> _목표_
자료의 첫 줄부터 "search-input[interactable]: bolsonaro teaser"가 들어 있는 줄까지 다시 적되, "Compartilhar"를 "Partilhar"로 바꾸고 나머지는 그대로 두세요.

> _과제 자료_

::::::::::

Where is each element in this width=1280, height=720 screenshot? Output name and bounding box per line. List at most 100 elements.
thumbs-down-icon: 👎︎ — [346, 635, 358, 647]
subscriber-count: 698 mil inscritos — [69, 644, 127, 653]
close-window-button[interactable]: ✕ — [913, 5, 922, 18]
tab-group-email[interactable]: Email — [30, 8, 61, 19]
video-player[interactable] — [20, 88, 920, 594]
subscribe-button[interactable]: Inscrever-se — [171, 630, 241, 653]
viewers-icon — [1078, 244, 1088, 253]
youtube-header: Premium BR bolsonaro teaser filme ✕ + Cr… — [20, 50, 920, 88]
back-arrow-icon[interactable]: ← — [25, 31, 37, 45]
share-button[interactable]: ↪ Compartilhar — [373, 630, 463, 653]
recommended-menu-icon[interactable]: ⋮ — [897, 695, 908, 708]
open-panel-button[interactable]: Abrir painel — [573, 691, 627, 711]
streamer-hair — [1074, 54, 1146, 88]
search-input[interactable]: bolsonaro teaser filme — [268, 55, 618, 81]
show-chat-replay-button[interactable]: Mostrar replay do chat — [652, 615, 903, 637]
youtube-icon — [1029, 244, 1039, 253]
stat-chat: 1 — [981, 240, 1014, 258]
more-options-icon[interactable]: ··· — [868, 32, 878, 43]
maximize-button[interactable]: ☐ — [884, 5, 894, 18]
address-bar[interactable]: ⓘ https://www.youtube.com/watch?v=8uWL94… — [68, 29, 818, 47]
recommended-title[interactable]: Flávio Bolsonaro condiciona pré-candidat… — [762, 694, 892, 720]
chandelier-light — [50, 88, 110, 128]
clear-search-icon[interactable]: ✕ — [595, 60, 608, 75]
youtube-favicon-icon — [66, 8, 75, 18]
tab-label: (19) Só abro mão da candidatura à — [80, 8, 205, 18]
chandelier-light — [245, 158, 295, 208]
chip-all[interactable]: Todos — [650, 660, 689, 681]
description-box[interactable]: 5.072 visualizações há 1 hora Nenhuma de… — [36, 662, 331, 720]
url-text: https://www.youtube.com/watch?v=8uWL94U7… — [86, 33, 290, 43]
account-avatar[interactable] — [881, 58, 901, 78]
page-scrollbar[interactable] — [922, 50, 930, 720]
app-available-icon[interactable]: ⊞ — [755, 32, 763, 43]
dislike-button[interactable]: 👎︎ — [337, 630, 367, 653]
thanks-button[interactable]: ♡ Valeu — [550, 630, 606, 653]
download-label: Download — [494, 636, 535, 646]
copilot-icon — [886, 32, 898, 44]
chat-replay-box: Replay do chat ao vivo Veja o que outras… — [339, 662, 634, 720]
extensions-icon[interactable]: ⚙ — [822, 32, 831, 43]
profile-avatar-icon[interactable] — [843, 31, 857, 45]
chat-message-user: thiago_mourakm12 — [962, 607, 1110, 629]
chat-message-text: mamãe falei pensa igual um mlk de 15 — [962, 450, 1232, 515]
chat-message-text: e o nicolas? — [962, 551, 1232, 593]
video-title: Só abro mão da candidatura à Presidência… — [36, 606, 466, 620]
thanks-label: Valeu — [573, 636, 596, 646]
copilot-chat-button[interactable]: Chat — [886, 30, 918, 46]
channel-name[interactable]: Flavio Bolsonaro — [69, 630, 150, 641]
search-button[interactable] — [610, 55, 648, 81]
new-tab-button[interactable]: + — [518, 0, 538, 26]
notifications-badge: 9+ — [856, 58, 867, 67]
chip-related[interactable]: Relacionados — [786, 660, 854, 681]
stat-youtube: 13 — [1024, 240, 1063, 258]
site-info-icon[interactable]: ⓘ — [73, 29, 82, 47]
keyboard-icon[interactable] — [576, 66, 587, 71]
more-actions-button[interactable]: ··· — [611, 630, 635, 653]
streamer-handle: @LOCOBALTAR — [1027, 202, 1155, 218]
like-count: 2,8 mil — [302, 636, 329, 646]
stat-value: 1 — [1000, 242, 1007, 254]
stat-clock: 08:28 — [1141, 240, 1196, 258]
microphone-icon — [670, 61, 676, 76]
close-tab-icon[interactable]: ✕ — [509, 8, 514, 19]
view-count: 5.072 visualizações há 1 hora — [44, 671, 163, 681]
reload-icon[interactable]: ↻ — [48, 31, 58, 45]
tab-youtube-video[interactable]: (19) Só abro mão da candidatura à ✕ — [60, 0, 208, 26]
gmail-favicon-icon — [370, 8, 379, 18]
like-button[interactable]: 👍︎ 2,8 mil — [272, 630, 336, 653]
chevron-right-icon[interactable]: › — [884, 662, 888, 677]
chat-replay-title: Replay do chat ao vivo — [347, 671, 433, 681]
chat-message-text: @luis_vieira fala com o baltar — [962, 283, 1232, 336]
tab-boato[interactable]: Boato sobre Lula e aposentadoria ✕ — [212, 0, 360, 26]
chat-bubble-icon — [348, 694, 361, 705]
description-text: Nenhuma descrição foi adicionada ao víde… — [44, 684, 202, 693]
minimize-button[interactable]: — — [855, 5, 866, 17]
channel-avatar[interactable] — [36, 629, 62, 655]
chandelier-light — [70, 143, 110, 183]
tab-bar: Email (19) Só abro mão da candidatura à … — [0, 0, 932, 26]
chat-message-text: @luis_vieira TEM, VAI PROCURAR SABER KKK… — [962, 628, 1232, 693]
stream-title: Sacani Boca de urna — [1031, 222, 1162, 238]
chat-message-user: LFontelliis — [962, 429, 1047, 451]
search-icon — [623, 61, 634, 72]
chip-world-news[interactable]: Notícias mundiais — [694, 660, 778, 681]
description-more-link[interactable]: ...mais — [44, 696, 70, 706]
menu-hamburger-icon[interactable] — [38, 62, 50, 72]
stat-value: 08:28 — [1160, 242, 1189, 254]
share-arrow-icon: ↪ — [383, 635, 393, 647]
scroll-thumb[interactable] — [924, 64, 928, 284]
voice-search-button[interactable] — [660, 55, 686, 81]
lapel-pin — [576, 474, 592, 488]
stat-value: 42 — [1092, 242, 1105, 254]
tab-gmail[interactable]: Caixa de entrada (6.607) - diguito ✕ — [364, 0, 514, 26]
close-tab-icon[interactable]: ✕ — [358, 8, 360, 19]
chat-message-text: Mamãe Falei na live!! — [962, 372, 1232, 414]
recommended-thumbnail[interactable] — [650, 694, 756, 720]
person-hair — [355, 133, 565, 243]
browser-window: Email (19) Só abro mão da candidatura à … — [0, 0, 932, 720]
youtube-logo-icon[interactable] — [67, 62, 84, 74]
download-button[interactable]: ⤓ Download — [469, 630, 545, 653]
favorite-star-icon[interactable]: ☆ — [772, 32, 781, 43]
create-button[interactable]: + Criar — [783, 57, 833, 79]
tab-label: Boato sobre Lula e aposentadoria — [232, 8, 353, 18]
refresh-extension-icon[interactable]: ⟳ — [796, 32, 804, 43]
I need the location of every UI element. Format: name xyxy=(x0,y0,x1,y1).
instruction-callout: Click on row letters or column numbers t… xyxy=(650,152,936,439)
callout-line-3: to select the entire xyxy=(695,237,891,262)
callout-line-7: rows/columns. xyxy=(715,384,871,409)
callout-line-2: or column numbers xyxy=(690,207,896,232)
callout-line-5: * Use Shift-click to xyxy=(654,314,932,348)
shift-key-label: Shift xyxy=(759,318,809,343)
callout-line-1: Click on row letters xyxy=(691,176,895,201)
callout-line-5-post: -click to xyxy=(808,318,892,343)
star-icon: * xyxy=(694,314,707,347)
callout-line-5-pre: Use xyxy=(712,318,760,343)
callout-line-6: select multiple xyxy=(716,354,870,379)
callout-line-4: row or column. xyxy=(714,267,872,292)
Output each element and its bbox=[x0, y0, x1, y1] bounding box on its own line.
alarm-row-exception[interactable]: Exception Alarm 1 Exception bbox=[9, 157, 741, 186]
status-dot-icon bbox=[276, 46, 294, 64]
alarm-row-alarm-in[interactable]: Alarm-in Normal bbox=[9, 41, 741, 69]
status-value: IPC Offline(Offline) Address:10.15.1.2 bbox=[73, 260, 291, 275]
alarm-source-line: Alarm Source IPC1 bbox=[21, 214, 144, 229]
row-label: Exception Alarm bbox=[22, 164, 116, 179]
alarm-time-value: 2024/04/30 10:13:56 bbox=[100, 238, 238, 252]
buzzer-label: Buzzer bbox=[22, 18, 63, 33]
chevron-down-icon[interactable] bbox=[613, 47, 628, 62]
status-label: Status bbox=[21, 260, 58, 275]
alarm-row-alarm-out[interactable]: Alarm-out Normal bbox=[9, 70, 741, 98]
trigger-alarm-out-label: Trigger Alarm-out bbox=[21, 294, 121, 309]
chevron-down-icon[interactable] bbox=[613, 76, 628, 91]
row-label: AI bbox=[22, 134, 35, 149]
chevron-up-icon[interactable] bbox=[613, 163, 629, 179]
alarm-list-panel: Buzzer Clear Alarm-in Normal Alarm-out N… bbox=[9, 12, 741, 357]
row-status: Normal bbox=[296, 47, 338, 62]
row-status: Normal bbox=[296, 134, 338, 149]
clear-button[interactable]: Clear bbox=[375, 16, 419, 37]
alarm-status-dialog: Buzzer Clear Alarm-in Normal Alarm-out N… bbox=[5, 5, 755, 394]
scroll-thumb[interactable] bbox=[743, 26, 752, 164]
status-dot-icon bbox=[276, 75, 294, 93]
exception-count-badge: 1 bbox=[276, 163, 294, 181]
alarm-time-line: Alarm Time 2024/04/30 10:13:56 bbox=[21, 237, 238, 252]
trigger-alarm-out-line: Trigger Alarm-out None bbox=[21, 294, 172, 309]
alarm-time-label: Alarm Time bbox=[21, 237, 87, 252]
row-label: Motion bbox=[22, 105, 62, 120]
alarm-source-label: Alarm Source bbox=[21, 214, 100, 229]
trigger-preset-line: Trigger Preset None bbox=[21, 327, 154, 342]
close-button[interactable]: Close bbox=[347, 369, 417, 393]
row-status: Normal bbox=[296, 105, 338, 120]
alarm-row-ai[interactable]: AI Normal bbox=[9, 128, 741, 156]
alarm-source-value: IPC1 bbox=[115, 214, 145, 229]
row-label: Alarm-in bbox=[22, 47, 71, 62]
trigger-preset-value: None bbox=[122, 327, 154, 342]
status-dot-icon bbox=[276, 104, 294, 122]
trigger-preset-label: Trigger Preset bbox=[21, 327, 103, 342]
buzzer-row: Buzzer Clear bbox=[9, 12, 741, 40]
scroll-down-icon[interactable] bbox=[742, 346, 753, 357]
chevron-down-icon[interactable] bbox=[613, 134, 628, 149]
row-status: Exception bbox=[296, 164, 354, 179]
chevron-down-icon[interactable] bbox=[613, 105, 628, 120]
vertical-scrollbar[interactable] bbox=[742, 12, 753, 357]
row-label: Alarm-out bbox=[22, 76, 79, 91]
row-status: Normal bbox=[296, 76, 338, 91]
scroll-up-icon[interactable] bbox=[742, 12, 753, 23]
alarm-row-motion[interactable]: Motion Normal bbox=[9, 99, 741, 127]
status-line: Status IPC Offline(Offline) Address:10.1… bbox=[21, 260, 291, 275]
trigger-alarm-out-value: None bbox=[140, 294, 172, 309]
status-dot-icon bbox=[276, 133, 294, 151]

::::::::::

> _아래 답변_
Where is each element in this width=1280, height=720 screenshot? Output name and bounding box per line. List at most 100 elements.
thumbs-down-icon: 👎︎ — [346, 635, 358, 647]
subscriber-count: 698 mil inscritos — [69, 644, 127, 653]
close-window-button[interactable]: ✕ — [913, 5, 922, 18]
tab-group-email[interactable]: Email — [30, 8, 61, 19]
video-player[interactable] — [20, 88, 920, 594]
subscribe-button[interactable]: Inscrever-se — [171, 630, 241, 653]
viewers-icon — [1078, 244, 1088, 253]
youtube-header: Premium BR bolsonaro teaser filme ✕ + Cr… — [20, 50, 920, 88]
back-arrow-icon[interactable]: ← — [25, 31, 37, 45]
share-button[interactable]: ↪ Partilhar — [373, 630, 463, 653]
recommended-menu-icon[interactable]: ⋮ — [897, 695, 908, 708]
open-panel-button[interactable]: Abrir painel — [573, 691, 627, 711]
streamer-hair — [1074, 54, 1146, 88]
search-input[interactable]: bolsonaro teaser filme — [268, 55, 618, 81]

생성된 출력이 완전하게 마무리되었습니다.